In the concurring opinion, which Indiana Code section bars the party producing a witness from impeaching that witness's credibility by evidence of bad character?

▸ **EXCERPTED PASSAGE**:
========

Court Opinion

ID: 7076359
Source: CourtListenerOpinion
Date Created: 2022-07-24 08:16:46.103897+00
Date Added: 2024-06-11T16:12:47.134546
License: Public Domain

ROBB, Judge,
concurring with separate opinion.
I concur in the majority's opinion on rehearing, but write separately to address an additional area of concern: the State's calling of a witness it expected to give perjured testimony.
Even before reaching the question of whether J.J.'s counsel was ineffective for failing to inform the jury that D.S. was testifying pursuant to a grant of use immunity, I would note that J.J.'s counsel should have objected to the State calling D.S. at all. As noted by the majority, during the State's opening statement, the prosecutor said, "You're going to hear from [D.S.] and I tell you right now [D.S.] is going to sit there and he is going to ... he is going to lie and lie and lie. And he's going to lie when he's confronted with the truth." Record of Proceedings at 74. During closing arguments, the State said, "LD.S.] sat right there yesterday and [we] took his deposition.... [HJe professed to *253us yesterday that he didn't know that [J.J.] was going to commit a burglary. And he just wasn't truthful.... And he was certainly more candid today when he testified. . .." Id. at 185-86.
Indiana Evidence Rule 607 provides that "Itlhe credibility of a witness may be attacked by any party, including the party calling the witness." However, Indiana Code section 34-45-4-1 provides that except in certain cireumstances, "the party producing a witness shall not be allowed to impeach the credibility of the witness by evidence of bad character." Ind.Code § 34-45-4-1(a). In other words, "a party is forbidden from placing a witness on the stand when the party's sole purpose in doing so is to present otherwise inadmissible evidence cloaked as impeachment." Appleton v. State, 740 N.E.2d 122, 125 (Ind.2001). This has long been the rule in Indiana. In Slayton v. State, 481 N.E.2d 1300 (Ind.1985), our supreme court quoted a case from 1892, in which the court stated: "The rules of practice will not permit a party to call a witness closely connected with the [adversary] cause, and from whom he has [no] reason to expect favorable testimony, [and] then to assail the character of the witness by impeachment." Id. at 1303 (quoting Diffenderfer v. Scott, 5 Ind.App. 243, 32 N.E. 87, 89 (1892)). To determine whether the rule allowing impeachment of one's own witness has been abused, we consider whether the party examined the witness for the primary purpose of placing before the jury otherwise inadmissible evidence. Julian v. State, 811 N.E.2d 392, 397 (Ind.Ct.App.2004), trans. denied.
In this case, the State did not actually impeach D.S. during D.S's testimony. However, it is clear from the State's comments during the hearing on its petition to grant D.S. use immunity and from its opening statement and closing argument that it fully expected and intended to impeach D.S. from the moment it called him to the stand and it was only D.S.'s unexpected truthful testimony that kept the State from doing so. In discussing with the court its petition for use immunity for D.S. prior to the beginning of the trial, the State said:
I would represent to the Court the testimony that I'm going to put on I don't believe ... actually, I'm not ... I'm not one hundred percent sure what to believe and what not to believe. I believe a good part of it is impeachable. I believe a good part of it is probably not true. And I would submit to the Court that I won't be presenting it as ... I won't be submitting to the jury that they should rely on all this boy's testimony to be true. But there are parts of his testimony that do fit into a circumstantial puzzle that make my case.
Record of Proceedings at 54. The State informed the jury during its opening statement that D.S. was a liar, and expressed during closing argument that D.S.'s testimony was "candid," but not what it had expected when it called him to the stand. The State should never have been allowed to call D.S. to the stand with the stated intention to impeach his expected testimony, and J.J.'s counsel was ineffective for failing to object to the State doing so.
With that addition, I agree with the majority's analysis of J.J.'s counsel's failure to ensure that the jury was informed that D.S. had been granted use immunity for his testimony, and therefore concur in the majority's opinion.

========

▸ **EXERCISE DATA**:
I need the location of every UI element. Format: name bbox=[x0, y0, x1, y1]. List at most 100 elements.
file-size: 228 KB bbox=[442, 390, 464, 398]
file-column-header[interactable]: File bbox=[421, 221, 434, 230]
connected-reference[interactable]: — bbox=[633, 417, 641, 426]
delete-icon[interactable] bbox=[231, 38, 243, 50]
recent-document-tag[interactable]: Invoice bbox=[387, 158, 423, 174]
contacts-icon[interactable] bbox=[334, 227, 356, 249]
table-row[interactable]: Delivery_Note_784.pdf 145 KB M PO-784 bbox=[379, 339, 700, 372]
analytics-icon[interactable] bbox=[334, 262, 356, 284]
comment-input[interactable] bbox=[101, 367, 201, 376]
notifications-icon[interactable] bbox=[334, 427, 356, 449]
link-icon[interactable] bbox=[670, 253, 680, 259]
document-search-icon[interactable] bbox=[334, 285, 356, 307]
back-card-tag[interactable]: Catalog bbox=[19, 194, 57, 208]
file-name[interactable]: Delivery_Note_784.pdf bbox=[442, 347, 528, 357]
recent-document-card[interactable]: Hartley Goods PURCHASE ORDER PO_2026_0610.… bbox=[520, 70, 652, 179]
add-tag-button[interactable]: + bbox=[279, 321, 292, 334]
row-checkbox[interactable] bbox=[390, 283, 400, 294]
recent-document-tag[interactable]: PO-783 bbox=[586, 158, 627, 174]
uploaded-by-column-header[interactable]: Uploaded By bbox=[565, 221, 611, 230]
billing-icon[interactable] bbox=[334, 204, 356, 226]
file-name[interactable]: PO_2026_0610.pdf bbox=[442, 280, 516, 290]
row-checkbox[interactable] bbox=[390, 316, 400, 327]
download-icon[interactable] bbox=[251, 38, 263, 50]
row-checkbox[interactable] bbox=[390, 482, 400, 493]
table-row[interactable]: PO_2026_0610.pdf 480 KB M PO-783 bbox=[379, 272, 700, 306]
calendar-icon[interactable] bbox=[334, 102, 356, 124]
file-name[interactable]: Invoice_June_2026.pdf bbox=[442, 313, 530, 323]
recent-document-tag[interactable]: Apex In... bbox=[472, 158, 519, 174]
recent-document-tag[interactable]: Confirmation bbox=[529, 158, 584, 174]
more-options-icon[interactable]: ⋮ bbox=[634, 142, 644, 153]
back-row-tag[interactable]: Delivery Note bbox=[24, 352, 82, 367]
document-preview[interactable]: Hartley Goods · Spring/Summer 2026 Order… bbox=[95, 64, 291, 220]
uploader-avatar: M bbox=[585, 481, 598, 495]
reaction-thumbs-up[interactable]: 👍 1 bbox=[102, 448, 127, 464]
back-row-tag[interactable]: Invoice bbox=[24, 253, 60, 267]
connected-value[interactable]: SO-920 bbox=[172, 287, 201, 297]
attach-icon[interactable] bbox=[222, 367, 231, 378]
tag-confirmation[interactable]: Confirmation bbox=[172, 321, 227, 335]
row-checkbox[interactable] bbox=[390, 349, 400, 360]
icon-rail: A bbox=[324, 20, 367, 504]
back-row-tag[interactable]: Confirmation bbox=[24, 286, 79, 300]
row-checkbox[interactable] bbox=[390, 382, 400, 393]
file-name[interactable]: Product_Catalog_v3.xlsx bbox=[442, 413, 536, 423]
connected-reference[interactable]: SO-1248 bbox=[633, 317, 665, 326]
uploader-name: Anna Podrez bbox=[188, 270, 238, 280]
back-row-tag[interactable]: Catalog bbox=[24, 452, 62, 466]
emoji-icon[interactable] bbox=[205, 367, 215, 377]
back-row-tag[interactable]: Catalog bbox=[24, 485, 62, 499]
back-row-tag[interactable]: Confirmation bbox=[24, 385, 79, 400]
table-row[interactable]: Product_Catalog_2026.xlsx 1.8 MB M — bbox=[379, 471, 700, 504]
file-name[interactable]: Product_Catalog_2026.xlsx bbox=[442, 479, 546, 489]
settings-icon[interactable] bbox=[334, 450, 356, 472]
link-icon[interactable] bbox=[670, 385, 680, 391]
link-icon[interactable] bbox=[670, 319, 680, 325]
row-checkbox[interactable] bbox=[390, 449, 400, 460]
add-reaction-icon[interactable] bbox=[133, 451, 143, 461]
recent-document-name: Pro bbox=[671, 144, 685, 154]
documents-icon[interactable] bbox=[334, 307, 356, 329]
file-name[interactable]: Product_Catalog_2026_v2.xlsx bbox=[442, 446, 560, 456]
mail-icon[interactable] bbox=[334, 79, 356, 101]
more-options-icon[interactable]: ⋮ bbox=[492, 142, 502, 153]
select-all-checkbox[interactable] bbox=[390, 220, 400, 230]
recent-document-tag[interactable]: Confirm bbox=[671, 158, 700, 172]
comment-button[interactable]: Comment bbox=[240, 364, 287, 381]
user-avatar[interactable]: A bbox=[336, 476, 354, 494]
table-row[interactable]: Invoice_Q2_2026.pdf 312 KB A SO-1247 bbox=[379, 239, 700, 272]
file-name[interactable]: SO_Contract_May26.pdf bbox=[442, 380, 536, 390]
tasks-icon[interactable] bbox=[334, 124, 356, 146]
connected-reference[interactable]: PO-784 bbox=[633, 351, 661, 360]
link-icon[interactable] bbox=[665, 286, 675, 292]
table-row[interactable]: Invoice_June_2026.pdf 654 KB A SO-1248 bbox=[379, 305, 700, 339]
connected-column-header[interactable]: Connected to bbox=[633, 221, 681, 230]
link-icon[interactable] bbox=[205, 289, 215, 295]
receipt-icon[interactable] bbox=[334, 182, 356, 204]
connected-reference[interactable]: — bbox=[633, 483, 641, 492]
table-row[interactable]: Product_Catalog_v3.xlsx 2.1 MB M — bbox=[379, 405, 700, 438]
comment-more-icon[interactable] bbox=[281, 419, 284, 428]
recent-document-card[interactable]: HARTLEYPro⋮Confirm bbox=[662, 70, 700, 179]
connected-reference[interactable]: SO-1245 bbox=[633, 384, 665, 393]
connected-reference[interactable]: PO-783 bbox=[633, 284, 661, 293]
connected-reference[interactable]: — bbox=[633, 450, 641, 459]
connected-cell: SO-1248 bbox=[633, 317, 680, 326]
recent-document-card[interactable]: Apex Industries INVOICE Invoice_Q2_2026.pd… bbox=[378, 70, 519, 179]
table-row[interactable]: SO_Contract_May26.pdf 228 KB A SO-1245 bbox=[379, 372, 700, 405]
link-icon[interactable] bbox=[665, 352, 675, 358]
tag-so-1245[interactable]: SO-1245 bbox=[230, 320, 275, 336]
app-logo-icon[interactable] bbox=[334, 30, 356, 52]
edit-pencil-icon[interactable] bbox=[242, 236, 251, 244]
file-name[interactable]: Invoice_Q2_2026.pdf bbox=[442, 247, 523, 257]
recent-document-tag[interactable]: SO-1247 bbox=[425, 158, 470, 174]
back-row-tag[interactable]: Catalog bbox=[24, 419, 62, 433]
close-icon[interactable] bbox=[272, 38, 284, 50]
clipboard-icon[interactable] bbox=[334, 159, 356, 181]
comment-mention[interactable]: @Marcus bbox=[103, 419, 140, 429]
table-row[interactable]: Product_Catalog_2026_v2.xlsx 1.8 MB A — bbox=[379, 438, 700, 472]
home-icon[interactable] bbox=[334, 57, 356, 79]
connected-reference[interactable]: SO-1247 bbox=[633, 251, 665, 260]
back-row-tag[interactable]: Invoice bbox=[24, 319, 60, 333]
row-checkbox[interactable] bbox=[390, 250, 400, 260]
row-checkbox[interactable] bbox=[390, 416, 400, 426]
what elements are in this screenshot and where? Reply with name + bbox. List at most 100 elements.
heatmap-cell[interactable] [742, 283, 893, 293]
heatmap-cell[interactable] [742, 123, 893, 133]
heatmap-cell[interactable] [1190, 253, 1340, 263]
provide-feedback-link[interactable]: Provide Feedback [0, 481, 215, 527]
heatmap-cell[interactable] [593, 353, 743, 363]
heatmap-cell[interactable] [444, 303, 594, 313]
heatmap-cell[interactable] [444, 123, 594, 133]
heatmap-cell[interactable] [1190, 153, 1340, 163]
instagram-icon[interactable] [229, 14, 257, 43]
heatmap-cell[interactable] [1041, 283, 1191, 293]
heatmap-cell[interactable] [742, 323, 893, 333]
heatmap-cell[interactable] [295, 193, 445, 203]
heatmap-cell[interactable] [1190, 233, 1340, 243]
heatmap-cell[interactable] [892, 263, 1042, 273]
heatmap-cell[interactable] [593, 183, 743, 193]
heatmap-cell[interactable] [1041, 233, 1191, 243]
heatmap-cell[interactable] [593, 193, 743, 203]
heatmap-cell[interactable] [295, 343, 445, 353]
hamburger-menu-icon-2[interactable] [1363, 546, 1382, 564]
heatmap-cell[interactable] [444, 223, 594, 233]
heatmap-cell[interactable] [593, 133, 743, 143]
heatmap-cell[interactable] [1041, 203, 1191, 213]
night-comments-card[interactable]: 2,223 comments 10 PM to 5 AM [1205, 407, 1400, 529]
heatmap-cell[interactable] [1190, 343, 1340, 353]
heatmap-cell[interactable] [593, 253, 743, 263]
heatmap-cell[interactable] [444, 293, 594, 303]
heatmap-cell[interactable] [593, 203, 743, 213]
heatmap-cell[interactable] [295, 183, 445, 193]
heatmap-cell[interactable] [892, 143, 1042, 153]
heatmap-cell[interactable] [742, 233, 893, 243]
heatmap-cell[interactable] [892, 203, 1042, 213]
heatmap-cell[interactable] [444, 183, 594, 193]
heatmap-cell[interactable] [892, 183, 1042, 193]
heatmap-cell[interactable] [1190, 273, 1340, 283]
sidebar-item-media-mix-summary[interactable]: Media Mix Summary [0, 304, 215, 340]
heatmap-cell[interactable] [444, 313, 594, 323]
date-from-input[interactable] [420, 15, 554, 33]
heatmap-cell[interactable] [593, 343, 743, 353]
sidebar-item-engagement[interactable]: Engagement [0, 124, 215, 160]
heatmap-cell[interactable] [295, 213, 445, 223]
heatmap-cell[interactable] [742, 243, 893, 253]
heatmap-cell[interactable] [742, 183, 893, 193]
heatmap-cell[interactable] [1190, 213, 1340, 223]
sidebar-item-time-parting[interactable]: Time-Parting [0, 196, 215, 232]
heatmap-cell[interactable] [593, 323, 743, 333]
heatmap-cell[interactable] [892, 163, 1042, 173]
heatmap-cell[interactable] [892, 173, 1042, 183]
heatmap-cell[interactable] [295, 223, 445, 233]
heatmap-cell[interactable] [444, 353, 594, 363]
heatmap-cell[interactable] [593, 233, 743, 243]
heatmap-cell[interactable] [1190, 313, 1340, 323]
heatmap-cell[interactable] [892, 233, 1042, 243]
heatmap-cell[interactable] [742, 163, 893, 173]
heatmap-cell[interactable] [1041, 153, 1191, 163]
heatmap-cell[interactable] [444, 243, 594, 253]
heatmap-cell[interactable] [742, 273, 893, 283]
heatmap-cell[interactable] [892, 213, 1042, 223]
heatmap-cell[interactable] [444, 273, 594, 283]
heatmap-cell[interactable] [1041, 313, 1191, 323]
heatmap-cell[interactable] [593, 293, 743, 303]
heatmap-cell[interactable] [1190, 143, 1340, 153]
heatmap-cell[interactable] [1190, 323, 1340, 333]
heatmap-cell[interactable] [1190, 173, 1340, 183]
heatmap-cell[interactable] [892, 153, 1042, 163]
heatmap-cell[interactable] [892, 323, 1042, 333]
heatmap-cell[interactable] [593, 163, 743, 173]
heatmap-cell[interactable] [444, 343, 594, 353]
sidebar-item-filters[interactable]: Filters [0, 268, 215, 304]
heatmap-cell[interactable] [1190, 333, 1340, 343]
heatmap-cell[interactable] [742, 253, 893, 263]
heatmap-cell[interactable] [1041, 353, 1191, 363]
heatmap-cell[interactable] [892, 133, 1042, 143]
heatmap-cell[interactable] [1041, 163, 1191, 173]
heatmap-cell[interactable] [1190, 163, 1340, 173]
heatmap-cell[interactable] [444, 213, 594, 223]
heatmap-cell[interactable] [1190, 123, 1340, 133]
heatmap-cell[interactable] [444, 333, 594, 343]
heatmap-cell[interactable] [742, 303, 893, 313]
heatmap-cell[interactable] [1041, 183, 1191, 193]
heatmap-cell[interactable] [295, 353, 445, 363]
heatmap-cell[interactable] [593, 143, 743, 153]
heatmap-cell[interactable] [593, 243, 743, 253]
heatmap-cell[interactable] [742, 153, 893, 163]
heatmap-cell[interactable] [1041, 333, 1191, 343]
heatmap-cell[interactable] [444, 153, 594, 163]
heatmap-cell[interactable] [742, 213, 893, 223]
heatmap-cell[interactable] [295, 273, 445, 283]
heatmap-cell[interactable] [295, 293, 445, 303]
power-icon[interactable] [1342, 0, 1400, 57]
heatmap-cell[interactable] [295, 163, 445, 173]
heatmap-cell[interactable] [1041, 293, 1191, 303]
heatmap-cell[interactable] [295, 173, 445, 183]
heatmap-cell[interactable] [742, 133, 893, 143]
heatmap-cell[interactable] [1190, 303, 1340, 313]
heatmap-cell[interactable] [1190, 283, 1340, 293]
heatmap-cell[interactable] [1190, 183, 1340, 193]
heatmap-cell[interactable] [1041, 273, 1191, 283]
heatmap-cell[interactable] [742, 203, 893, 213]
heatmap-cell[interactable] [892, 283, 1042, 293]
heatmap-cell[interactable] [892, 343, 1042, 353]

========

▸ **WRITTEN ANSWER**:
Indiana Code section 34-45-4-1.